Material —
►
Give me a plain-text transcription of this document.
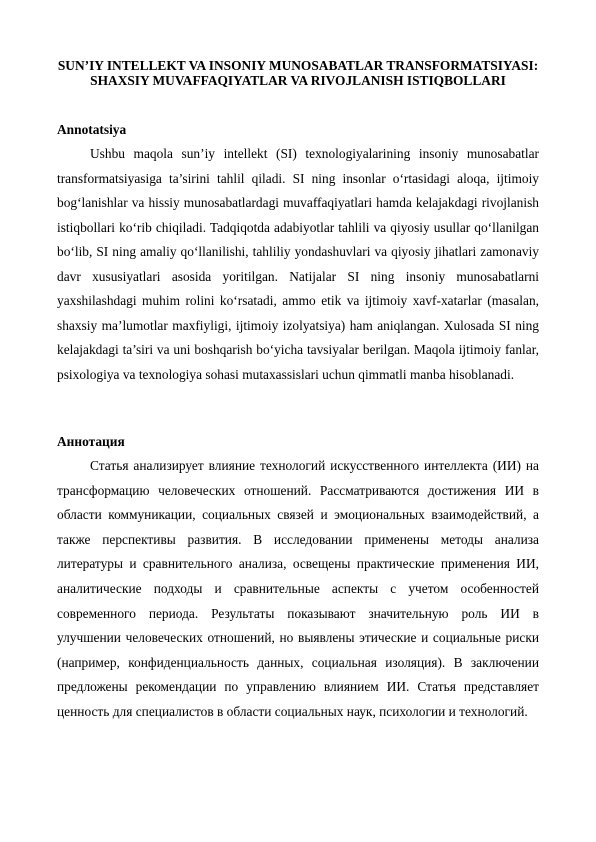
SUN’IY INTELLEKT VA INSONIY MUNOSABATLAR TRANSFORMATSIYASI: SHAXSIY MUVAFFAQIYATLAR VA RIVOJLANISH ISTIQBOLLARI
Annotatsiya

Ushbu maqola sun’iy intellekt (SI) texnologiyalarining insoniy munosabatlar transformatsiyasiga ta’sirini tahlil qiladi. SI ning insonlar o‘rtasidagi aloqa, ijtimoiy bog‘lanishlar va hissiy munosabatlardagi muvaffaqiyatlari hamda kelajakdagi rivojlanish istiqbollari ko‘rib chiqiladi. Tadqiqotda adabiyotlar tahlili va qiyosiy usullar qo‘llanilgan bo‘lib, SI ning amaliy qo‘llanilishi, tahliliy yondashuvlari va qiyosiy jihatlari zamonaviy davr xususiyatlari asosida yoritilgan. Natijalar SI ning insoniy munosabatlarni yaxshilashdagi muhim rolini ko‘rsatadi, ammo etik va ijtimoiy xavf-xatarlar (masalan, shaxsiy ma’lumotlar maxfiyligi, ijtimoiy izolyatsiya) ham aniqlangan. Xulosada SI ning kelajakdagi ta’siri va uni boshqarish bo‘yicha tavsiyalar berilgan. Maqola ijtimoiy fanlar, psixologiya va texnologiya sohasi mutaxassislari uchun qimmatli manba hisoblanadi.

Аннотация

Статья анализирует влияние технологий искусственного интеллекта (ИИ) на трансформацию человеческих отношений. Рассматриваются достижения ИИ в области коммуникации, социальных связей и эмоциональных взаимодействий, а также перспективы развития. В исследовании применены методы анализа литературы и сравнительного анализа, освещены практические применения ИИ, аналитические подходы и сравнительные аспекты с учетом особенностей современного периода. Результаты показывают значительную роль ИИ в улучшении человеческих отношений, но выявлены этические и социальные риски (например, конфиденциальность данных, социальная изоляция). В заключении предложены рекомендации по управлению влиянием ИИ. Статья представляет ценность для специалистов в области социальных наук, психологии и технологий.
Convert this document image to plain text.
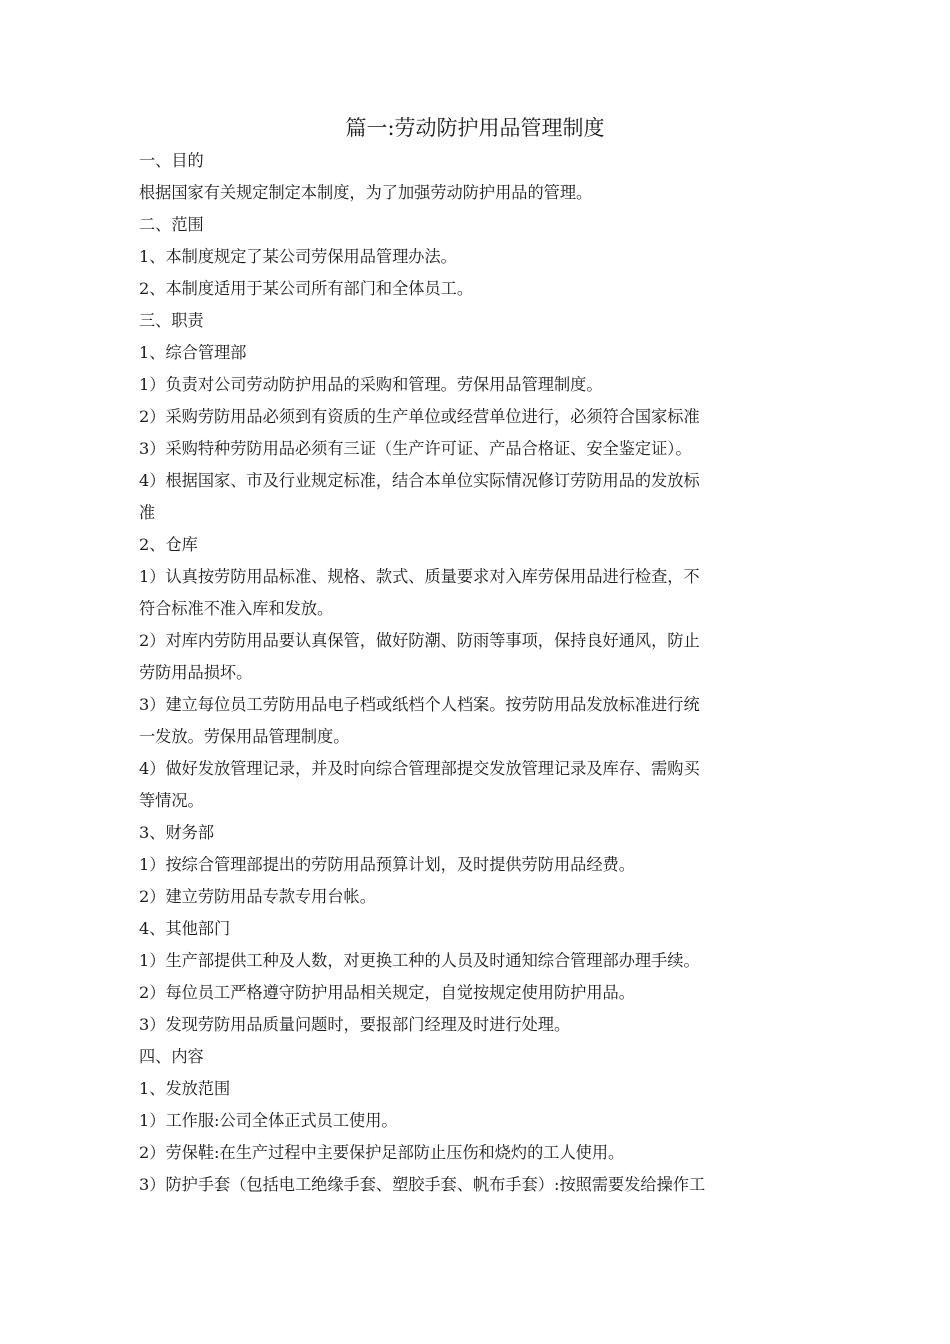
篇一:劳动防护用品管理制度
一、目的
根据国家有关规定制定本制度，为了加强劳动防护用品的管理。
二、范围
1、本制度规定了某公司劳保用品管理办法。
2、本制度适用于某公司所有部门和全体员工。
三、职责
1、综合管理部
1）负责对公司劳动防护用品的采购和管理。劳保用品管理制度。
2）采购劳防用品必须到有资质的生产单位或经营单位进行，必须符合国家标准
3）采购特种劳防用品必须有三证（生产许可证、产品合格证、安全鉴定证）。
4）根据国家、市及行业规定标准，结合本单位实际情况修订劳防用品的发放标
准
2、仓库
1）认真按劳防用品标准、规格、款式、质量要求对入库劳保用品进行检查，不
符合标准不准入库和发放。
2）对库内劳防用品要认真保管，做好防潮、防雨等事项，保持良好通风，防止
劳防用品损坏。
3）建立每位员工劳防用品电子档或纸档个人档案。按劳防用品发放标准进行统
一发放。劳保用品管理制度。
4）做好发放管理记录，并及时向综合管理部提交发放管理记录及库存、需购买
等情况。
3、财务部
1）按综合管理部提出的劳防用品预算计划，及时提供劳防用品经费。
2）建立劳防用品专款专用台帐。
4、其他部门
1）生产部提供工种及人数，对更换工种的人员及时通知综合管理部办理手续。
2）每位员工严格遵守防护用品相关规定，自觉按规定使用防护用品。
3）发现劳防用品质量问题时，要报部门经理及时进行处理。
四、内容
1、发放范围
1）工作服:公司全体正式员工使用。
2）劳保鞋:在生产过程中主要保护足部防止压伤和烧灼的工人使用。
3）防护手套（包括电工绝缘手套、塑胶手套、帆布手套）:按照需要发给操作工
◄
Aim of the task — Set down nothing but the lines from the one containing "Convert this document image to plain text." to the final line above, both included, with every picture left out.

Answer to the problem —
Convert this document image to plain text.
篇一:劳动防护用品管理制度
一、目的
根据国家有关规定制定本制度，为了加强劳动防护用品的管理。
二、范围
1、本制度规定了某公司劳保用品管理办法。
2、本制度适用于某公司所有部门和全体员工。
三、职责
1、综合管理部
1）负责对公司劳动防护用品的采购和管理。劳保用品管理制度。
2）采购劳防用品必须到有资质的生产单位或经营单位进行，必须符合国家标准
3）采购特种劳防用品必须有三证（生产许可证、产品合格证、安全鉴定证）。
4）根据国家、市及行业规定标准，结合本单位实际情况修订劳防用品的发放标
准
2、仓库
1）认真按劳防用品标准、规格、款式、质量要求对入库劳保用品进行检查，不
符合标准不准入库和发放。
2）对库内劳防用品要认真保管，做好防潮、防雨等事项，保持良好通风，防止
劳防用品损坏。
3）建立每位员工劳防用品电子档或纸档个人档案。按劳防用品发放标准进行统
一发放。劳保用品管理制度。
4）做好发放管理记录，并及时向综合管理部提交发放管理记录及库存、需购买
等情况。
3、财务部
1）按综合管理部提出的劳防用品预算计划，及时提供劳防用品经费。
2）建立劳防用品专款专用台帐。
4、其他部门
1）生产部提供工种及人数，对更换工种的人员及时通知综合管理部办理手续。
2）每位员工严格遵守防护用品相关规定，自觉按规定使用防护用品。
3）发现劳防用品质量问题时，要报部门经理及时进行处理。
四、内容
1、发放范围
1）工作服:公司全体正式员工使用。
2）劳保鞋:在生产过程中主要保护足部防止压伤和烧灼的工人使用。
3）防护手套（包括电工绝缘手套、塑胶手套、帆布手套）:按照需要发给操作工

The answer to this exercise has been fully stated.